_What is needed_
Transcribe the lines from the one containing "Parse this screenshot: output" to the last line, inclusive, word for word. Include no pictures.

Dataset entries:
======
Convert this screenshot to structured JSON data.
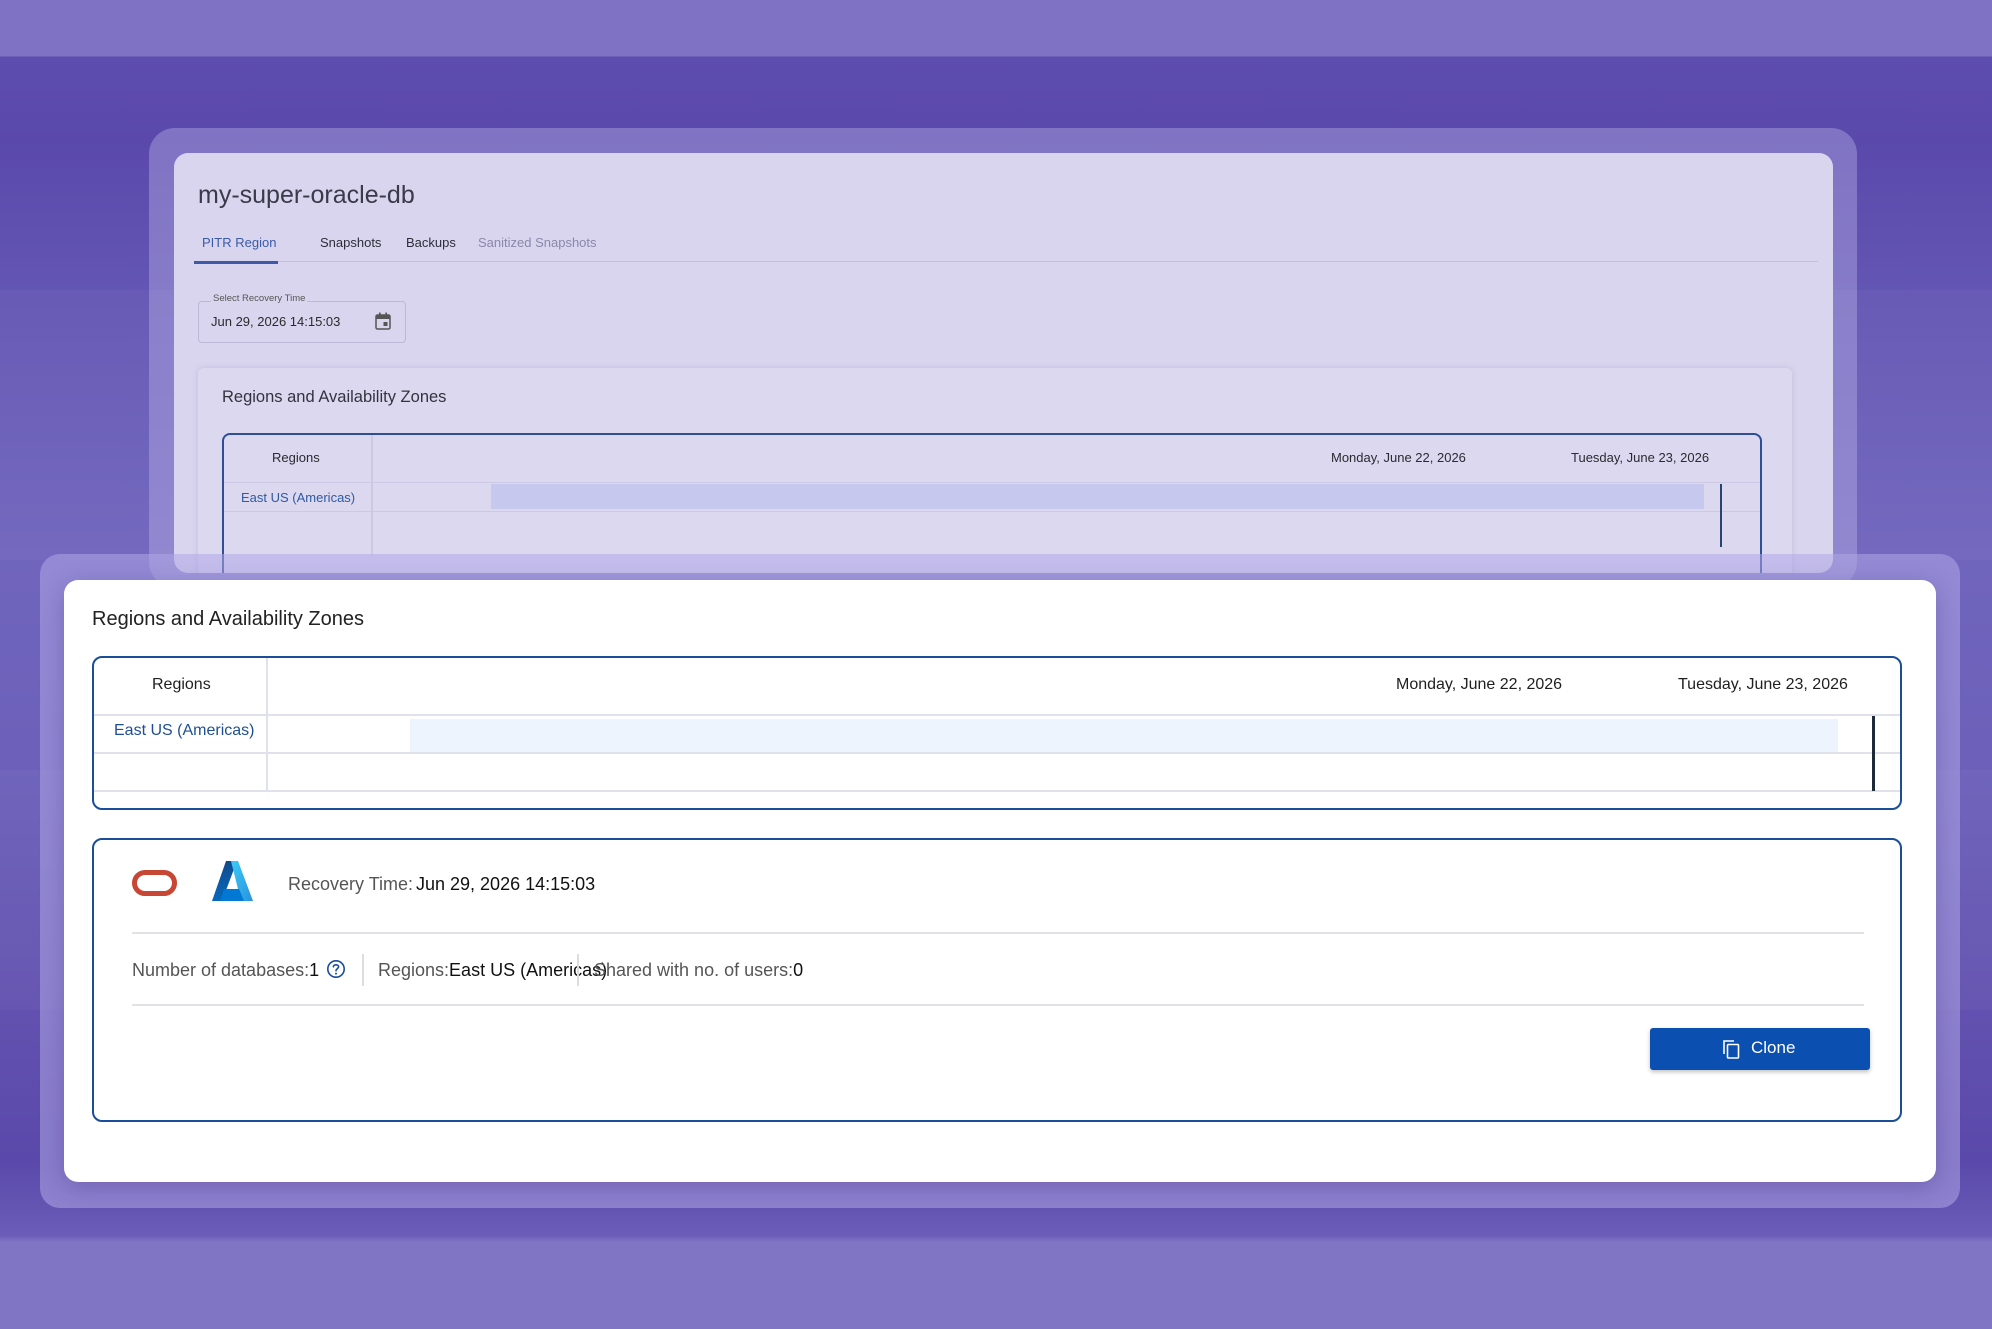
{
  "back_window": {
    "title": "my-super-oracle-db",
    "tabs": [
      {
        "label": "PITR Region",
        "active": true
      },
      {
        "label": "Snapshots",
        "active": false
      },
      {
        "label": "Backups",
        "active": false
      },
      {
        "label": "Sanitized Snapshots",
        "disabled": true
      }
    ],
    "recovery_field": {
      "label": "Select Recovery Time",
      "value": "Jun 29, 2026 14:15:03",
      "icon": "calendar-icon"
    },
    "section_title": "Regions and Availability Zones",
    "table": {
      "header_regions": "Regions",
      "dates": [
        "Monday, June 22, 2026",
        "Tuesday, June 23, 2026"
      ],
      "rows": [
        {
          "region": "East US (Americas)"
        }
      ]
    }
  },
  "front_window": {
    "section_title": "Regions and Availability Zones",
    "table": {
      "header_regions": "Regions",
      "dates": [
        "Monday, June 22, 2026",
        "Tuesday, June 23, 2026"
      ],
      "rows": [
        {
          "region": "East US (Americas)"
        }
      ]
    },
    "detail": {
      "logos": [
        "oracle-logo",
        "azure-logo"
      ],
      "recovery_time_label": "Recovery Time:",
      "recovery_time_value": "Jun 29, 2026 14:15:03",
      "stats": [
        {
          "label": "Number of databases:",
          "value": "1",
          "icon": "help-circle-icon"
        },
        {
          "label": "Regions:",
          "value": "East US (Americas)"
        },
        {
          "label": "Shared with no. of users:",
          "value": "0"
        }
      ],
      "clone_button": {
        "label": "Clone",
        "icon": "copy-icon"
      }
    }
  },
  "colors": {
    "background": "#5a4aa9",
    "accent_blue": "#1b4d9a",
    "button_blue": "#0b4fb0",
    "oracle_red": "#c74634",
    "azure_blue": "#0078d4"
  }
}
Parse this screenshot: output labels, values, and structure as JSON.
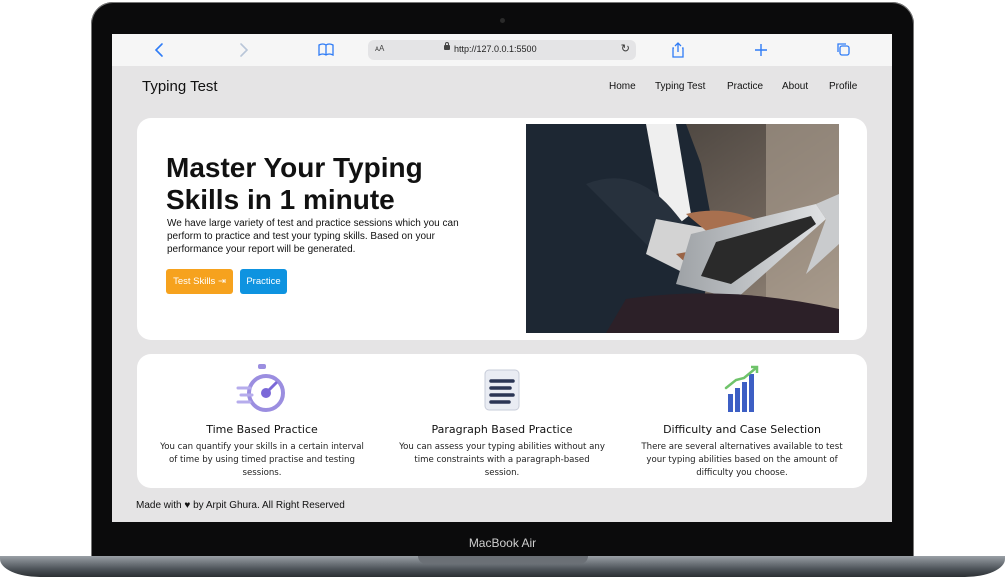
{
  "device": {
    "label": "MacBook Air"
  },
  "browser": {
    "url_prefix": "ᴀA",
    "url": "http://127.0.0.1:5500",
    "icons": [
      "back-icon",
      "forward-icon",
      "bookmarks-icon",
      "reload-icon",
      "share-icon",
      "new-tab-icon",
      "tabs-icon"
    ]
  },
  "site": {
    "brand": "Typing Test",
    "nav": [
      "Home",
      "Typing Test",
      "Practice",
      "About",
      "Profile"
    ]
  },
  "hero": {
    "title": "Master Your Typing Skills in 1 minute",
    "description": "We have large variety of test and practice sessions which you can perform to practice and test your typing skills. Based on your performance your report will be generated.",
    "primary_button": "Test Skills ⇥",
    "secondary_button": "Practice",
    "colors": {
      "primary": "#f6a21e",
      "secondary": "#0e93e0"
    }
  },
  "features": [
    {
      "title": "Time Based Practice",
      "description": "You can quantify your skills in a certain interval of time by using timed practise and testing sessions.",
      "icon": "stopwatch-icon"
    },
    {
      "title": "Paragraph Based Practice",
      "description": "You can assess your typing abilities without any time constraints with a paragraph-based session.",
      "icon": "paragraph-icon"
    },
    {
      "title": "Difficulty and Case Selection",
      "description": "There are several alternatives available to test your typing abilities based on the amount of difficulty you choose.",
      "icon": "growth-chart-icon"
    }
  ],
  "footer": {
    "text": "Made with ♥ by Arpit Ghura. All Right Reserved"
  }
}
======
_Answer to the problem_
Parse this screenshot: output labels, values, and structure as JSON.
{
  "device": {
    "label": "MacBook Air"
  },
  "browser": {
    "url_prefix": "ᴀA",
    "url": "http://127.0.0.1:5500",
    "icons": [
      "back-icon",
      "forward-icon",
      "bookmarks-icon",
      "reload-icon",
      "share-icon",
      "new-tab-icon",
      "tabs-icon"
    ]
  },
  "site": {
    "brand": "Typing Test",
    "nav": [
      "Home",
      "Typing Test",
      "Practice",
      "About",
      "Profile"
    ]
  },
  "hero": {
    "title": "Master Your Typing Skills in 1 minute",
    "description": "We have large variety of test and practice sessions which you can perform to practice and test your typing skills. Based on your performance your report will be generated.",
    "primary_button": "Test Skills ⇥",
    "secondary_button": "Practice",
    "colors": {
      "primary": "#f6a21e",
      "secondary": "#0e93e0"
    }
  },
  "features": [
    {
      "title": "Time Based Practice",
      "description": "You can quantify your skills in a certain interval of time by using timed practise and testing sessions.",
      "icon": "stopwatch-icon"
    },
    {
      "title": "Paragraph Based Practice",
      "description": "You can assess your typing abilities without any time constraints with a paragraph-based session.",
      "icon": "paragraph-icon"
    },
    {
      "title": "Difficulty and Case Selection",
      "description": "There are several alternatives available to test your typing abilities based on the amount of difficulty you choose.",
      "icon": "growth-chart-icon"
    }
  ],
  "footer": {
    "text": "Made with ♥ by Arpit Ghura. All Right Reserved"
  }
}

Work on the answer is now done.